YOUR TASK:
Using the listing below, extract each line that has the word "legal" in it.

DATA TO PROCESS:
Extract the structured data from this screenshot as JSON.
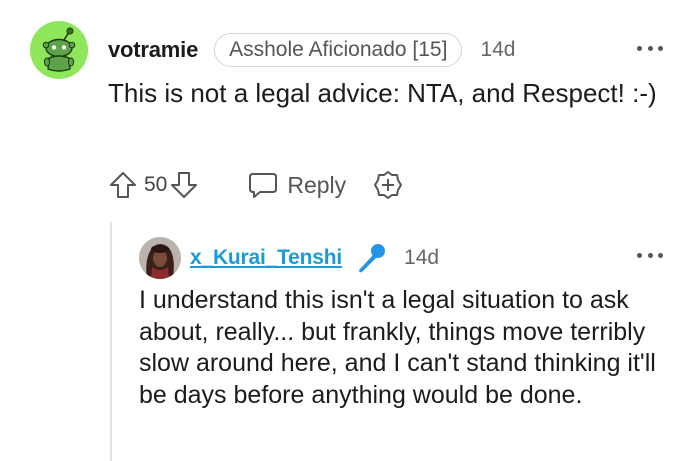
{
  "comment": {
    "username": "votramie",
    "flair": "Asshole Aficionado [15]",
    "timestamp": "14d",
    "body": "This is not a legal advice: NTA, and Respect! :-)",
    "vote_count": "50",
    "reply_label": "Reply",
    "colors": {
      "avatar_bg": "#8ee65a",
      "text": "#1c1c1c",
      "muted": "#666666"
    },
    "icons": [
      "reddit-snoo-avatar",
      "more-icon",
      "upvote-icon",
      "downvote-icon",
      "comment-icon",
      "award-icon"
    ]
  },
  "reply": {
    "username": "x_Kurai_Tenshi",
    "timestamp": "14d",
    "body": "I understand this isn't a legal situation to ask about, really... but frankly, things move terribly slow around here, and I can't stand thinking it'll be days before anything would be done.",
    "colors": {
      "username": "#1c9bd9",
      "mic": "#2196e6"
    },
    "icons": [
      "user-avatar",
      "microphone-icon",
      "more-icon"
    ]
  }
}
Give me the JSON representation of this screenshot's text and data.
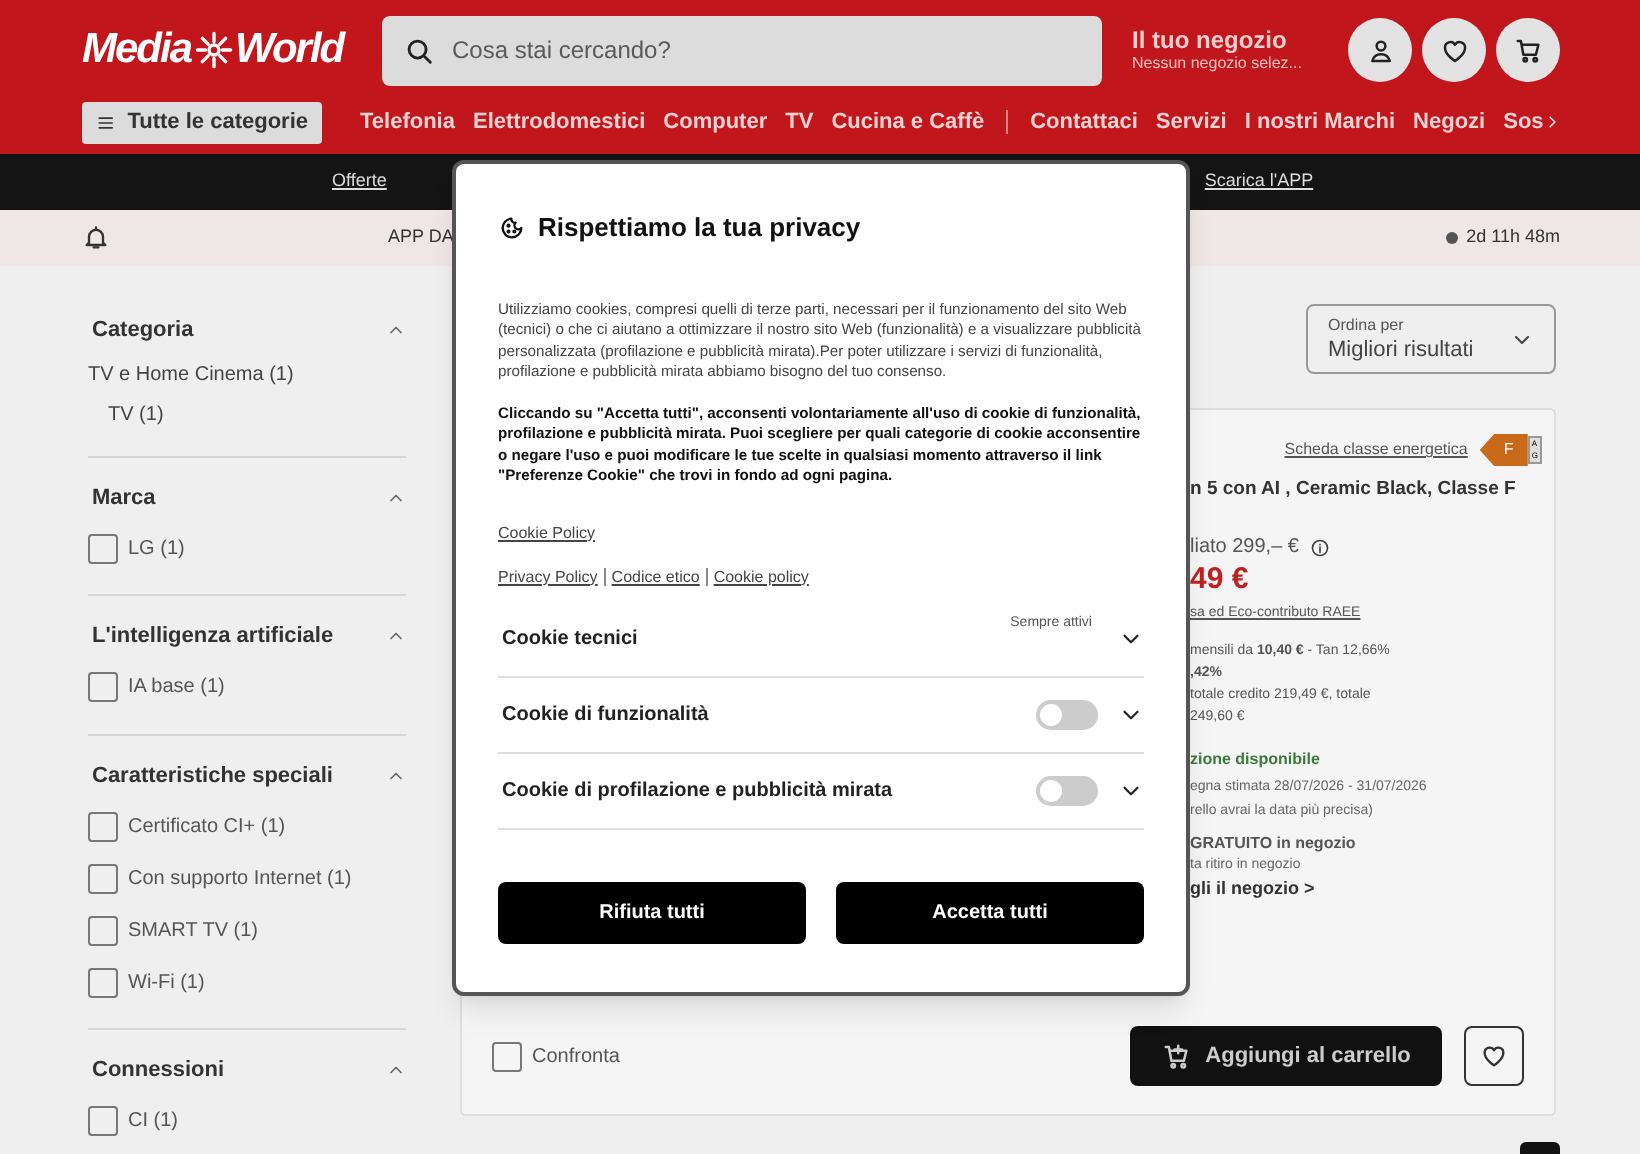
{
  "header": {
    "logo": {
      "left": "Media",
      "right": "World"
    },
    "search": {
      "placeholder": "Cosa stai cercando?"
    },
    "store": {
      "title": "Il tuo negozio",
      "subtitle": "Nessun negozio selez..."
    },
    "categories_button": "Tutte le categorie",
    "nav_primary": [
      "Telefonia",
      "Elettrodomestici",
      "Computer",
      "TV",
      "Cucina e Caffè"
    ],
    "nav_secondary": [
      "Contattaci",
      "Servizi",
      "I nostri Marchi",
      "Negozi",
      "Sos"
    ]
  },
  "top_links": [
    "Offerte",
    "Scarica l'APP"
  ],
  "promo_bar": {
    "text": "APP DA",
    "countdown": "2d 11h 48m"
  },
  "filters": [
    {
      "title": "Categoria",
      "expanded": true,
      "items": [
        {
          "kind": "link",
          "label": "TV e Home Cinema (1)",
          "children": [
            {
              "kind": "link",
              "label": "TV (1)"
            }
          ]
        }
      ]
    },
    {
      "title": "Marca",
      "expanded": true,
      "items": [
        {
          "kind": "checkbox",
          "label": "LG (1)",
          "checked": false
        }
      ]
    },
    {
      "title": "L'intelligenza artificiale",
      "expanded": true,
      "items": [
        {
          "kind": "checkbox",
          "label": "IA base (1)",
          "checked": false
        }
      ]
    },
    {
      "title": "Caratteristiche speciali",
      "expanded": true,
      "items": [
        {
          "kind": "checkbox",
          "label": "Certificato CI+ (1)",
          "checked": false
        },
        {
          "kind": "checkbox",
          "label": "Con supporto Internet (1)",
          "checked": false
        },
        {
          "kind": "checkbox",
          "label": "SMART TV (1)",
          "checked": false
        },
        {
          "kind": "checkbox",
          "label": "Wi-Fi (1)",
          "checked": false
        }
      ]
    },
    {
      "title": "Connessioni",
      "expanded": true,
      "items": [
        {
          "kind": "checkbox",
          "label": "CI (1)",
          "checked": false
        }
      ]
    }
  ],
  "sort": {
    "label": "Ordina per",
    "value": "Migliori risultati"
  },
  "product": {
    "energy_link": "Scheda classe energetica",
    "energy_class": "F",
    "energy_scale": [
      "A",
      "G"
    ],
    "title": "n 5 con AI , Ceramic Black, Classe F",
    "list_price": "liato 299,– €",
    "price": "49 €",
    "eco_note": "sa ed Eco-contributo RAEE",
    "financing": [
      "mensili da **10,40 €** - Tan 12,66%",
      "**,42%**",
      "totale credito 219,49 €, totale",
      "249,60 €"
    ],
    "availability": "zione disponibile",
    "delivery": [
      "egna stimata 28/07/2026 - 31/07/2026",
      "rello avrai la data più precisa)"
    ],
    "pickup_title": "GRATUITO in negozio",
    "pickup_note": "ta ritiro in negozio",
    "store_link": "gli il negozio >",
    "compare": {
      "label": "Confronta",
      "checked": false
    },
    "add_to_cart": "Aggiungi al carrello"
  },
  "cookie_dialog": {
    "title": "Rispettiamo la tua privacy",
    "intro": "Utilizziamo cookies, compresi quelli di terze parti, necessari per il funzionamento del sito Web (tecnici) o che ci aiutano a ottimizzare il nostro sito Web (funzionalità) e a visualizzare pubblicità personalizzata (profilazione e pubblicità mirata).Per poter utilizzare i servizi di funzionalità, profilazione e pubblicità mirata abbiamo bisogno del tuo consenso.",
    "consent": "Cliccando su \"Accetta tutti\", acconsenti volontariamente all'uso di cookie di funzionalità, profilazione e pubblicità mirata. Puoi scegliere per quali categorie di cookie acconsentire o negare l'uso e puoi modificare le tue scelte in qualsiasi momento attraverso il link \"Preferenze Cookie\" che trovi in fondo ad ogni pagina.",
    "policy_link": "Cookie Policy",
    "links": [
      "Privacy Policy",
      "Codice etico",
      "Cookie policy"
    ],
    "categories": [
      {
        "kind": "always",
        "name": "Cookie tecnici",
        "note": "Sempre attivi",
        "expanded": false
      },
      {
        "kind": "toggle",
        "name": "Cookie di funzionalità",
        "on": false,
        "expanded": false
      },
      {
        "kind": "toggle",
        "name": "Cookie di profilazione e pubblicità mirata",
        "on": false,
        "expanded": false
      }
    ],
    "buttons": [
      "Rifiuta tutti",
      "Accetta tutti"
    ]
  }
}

FINISHED TASK:
    "body": "This is not a legal advice: NTA, and Respect! :-)",
    "body": "I understand this isn't a legal situation to ask about, really... but frankly, things move terribly slow around here, and I can't stand thinking it'll be days before anything would be done.",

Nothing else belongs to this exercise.